§ **Work required**:
Only the number is wanted: how many lines contain the word "JSON"?

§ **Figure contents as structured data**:
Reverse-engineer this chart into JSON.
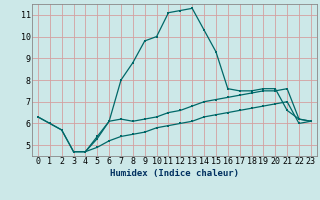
{
  "title": "",
  "xlabel": "Humidex (Indice chaleur)",
  "ylabel": "",
  "bg_color": "#cce8e8",
  "grid_color": "#d4a0a0",
  "line_color": "#006868",
  "xlim": [
    -0.5,
    23.5
  ],
  "ylim": [
    4.5,
    11.5
  ],
  "xticks": [
    0,
    1,
    2,
    3,
    4,
    5,
    6,
    7,
    8,
    9,
    10,
    11,
    12,
    13,
    14,
    15,
    16,
    17,
    18,
    19,
    20,
    21,
    22,
    23
  ],
  "yticks": [
    5,
    6,
    7,
    8,
    9,
    10,
    11
  ],
  "line1_x": [
    0,
    1,
    2,
    3,
    4,
    5,
    6,
    7,
    8,
    9,
    10,
    11,
    12,
    13,
    14,
    15,
    16,
    17,
    18,
    19,
    20,
    21,
    22,
    23
  ],
  "line1_y": [
    6.3,
    6.0,
    5.7,
    4.7,
    4.7,
    5.3,
    6.1,
    6.2,
    6.1,
    6.2,
    6.3,
    6.5,
    6.6,
    6.8,
    7.0,
    7.1,
    7.2,
    7.3,
    7.4,
    7.5,
    7.5,
    7.6,
    6.2,
    6.1
  ],
  "line2_x": [
    0,
    1,
    2,
    3,
    4,
    5,
    6,
    7,
    8,
    9,
    10,
    11,
    12,
    13,
    14,
    15,
    16,
    17,
    18,
    19,
    20,
    21,
    22,
    23
  ],
  "line2_y": [
    6.3,
    6.0,
    5.7,
    4.7,
    4.7,
    5.4,
    6.1,
    8.0,
    8.8,
    9.8,
    10.0,
    11.1,
    11.2,
    11.3,
    10.3,
    9.3,
    7.6,
    7.5,
    7.5,
    7.6,
    7.6,
    6.6,
    6.2,
    6.1
  ],
  "line3_x": [
    3,
    4,
    5,
    6,
    7,
    8,
    9,
    10,
    11,
    12,
    13,
    14,
    15,
    16,
    17,
    18,
    19,
    20,
    21,
    22,
    23
  ],
  "line3_y": [
    4.7,
    4.7,
    4.9,
    5.2,
    5.4,
    5.5,
    5.6,
    5.8,
    5.9,
    6.0,
    6.1,
    6.3,
    6.4,
    6.5,
    6.6,
    6.7,
    6.8,
    6.9,
    7.0,
    6.0,
    6.1
  ]
}
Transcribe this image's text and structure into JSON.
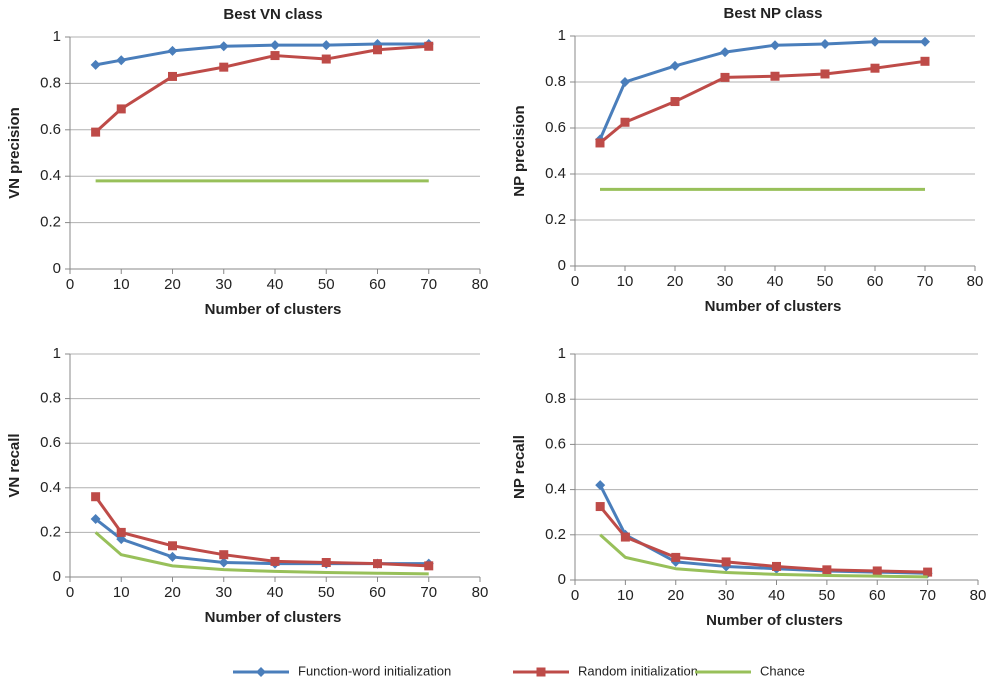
{
  "chart_data": [
    {
      "type": "line",
      "title": "Best VN class",
      "xlabel": "Number of clusters",
      "ylabel": "VN precision",
      "x": [
        5,
        10,
        20,
        30,
        40,
        50,
        60,
        70
      ],
      "xlim": [
        0,
        80
      ],
      "xticks": [
        0,
        10,
        20,
        30,
        40,
        50,
        60,
        70,
        80
      ],
      "ylim": [
        0,
        1
      ],
      "yticks": [
        0,
        0.2,
        0.4,
        0.6,
        0.8,
        1
      ],
      "grid": true,
      "legend": "bottom",
      "series": [
        {
          "name": "Function-word initialization",
          "color": "#4a7ebb",
          "marker": "diamond",
          "values": [
            0.88,
            0.9,
            0.94,
            0.96,
            0.965,
            0.965,
            0.97,
            0.97
          ]
        },
        {
          "name": "Random initialization",
          "color": "#be4b48",
          "marker": "square",
          "values": [
            0.59,
            0.69,
            0.83,
            0.87,
            0.92,
            0.905,
            0.945,
            0.96
          ]
        },
        {
          "name": "Chance",
          "color": "#98c05a",
          "values": [
            0.38,
            0.38,
            0.38,
            0.38,
            0.38,
            0.38,
            0.38,
            0.38
          ]
        }
      ]
    },
    {
      "type": "line",
      "title": "Best NP class",
      "xlabel": "Number of clusters",
      "ylabel": "NP precision",
      "x": [
        5,
        10,
        20,
        30,
        40,
        50,
        60,
        70
      ],
      "xlim": [
        0,
        80
      ],
      "xticks": [
        0,
        10,
        20,
        30,
        40,
        50,
        60,
        70,
        80
      ],
      "ylim": [
        0,
        1
      ],
      "yticks": [
        0,
        0.2,
        0.4,
        0.6,
        0.8,
        1
      ],
      "grid": true,
      "series": [
        {
          "color": "#4a7ebb",
          "marker": "diamond",
          "values": [
            0.55,
            0.8,
            0.87,
            0.93,
            0.96,
            0.965,
            0.975,
            0.975
          ]
        },
        {
          "color": "#be4b48",
          "marker": "square",
          "values": [
            0.535,
            0.625,
            0.715,
            0.82,
            0.825,
            0.835,
            0.86,
            0.89
          ]
        },
        {
          "color": "#98c05a",
          "values": [
            0.333,
            0.333,
            0.333,
            0.333,
            0.333,
            0.333,
            0.333,
            0.333
          ]
        }
      ]
    },
    {
      "type": "line",
      "xlabel": "Number of clusters",
      "ylabel": "VN recall",
      "x": [
        5,
        10,
        20,
        30,
        40,
        50,
        60,
        70
      ],
      "xlim": [
        0,
        80
      ],
      "xticks": [
        0,
        10,
        20,
        30,
        40,
        50,
        60,
        70,
        80
      ],
      "ylim": [
        0,
        1
      ],
      "yticks": [
        0,
        0.2,
        0.4,
        0.6,
        0.8,
        1
      ],
      "grid": true,
      "series": [
        {
          "color": "#4a7ebb",
          "marker": "diamond",
          "values": [
            0.26,
            0.17,
            0.09,
            0.065,
            0.06,
            0.06,
            0.06,
            0.06
          ]
        },
        {
          "color": "#be4b48",
          "marker": "square",
          "values": [
            0.36,
            0.2,
            0.14,
            0.1,
            0.07,
            0.065,
            0.06,
            0.05
          ]
        },
        {
          "color": "#98c05a",
          "values": [
            0.2,
            0.1,
            0.05,
            0.033,
            0.025,
            0.02,
            0.017,
            0.014
          ]
        }
      ]
    },
    {
      "type": "line",
      "xlabel": "Number of clusters",
      "ylabel": "NP recall",
      "x": [
        5,
        10,
        20,
        30,
        40,
        50,
        60,
        70
      ],
      "xlim": [
        0,
        80
      ],
      "xticks": [
        0,
        10,
        20,
        30,
        40,
        50,
        60,
        70,
        80
      ],
      "ylim": [
        0,
        1
      ],
      "yticks": [
        0,
        0.2,
        0.4,
        0.6,
        0.8,
        1
      ],
      "grid": true,
      "series": [
        {
          "color": "#4a7ebb",
          "marker": "diamond",
          "values": [
            0.42,
            0.2,
            0.08,
            0.06,
            0.05,
            0.04,
            0.035,
            0.03
          ]
        },
        {
          "color": "#be4b48",
          "marker": "square",
          "values": [
            0.325,
            0.19,
            0.1,
            0.08,
            0.06,
            0.045,
            0.04,
            0.035
          ]
        },
        {
          "color": "#98c05a",
          "values": [
            0.2,
            0.1,
            0.05,
            0.033,
            0.025,
            0.02,
            0.017,
            0.014
          ]
        }
      ]
    }
  ]
}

§ **The reply**:
2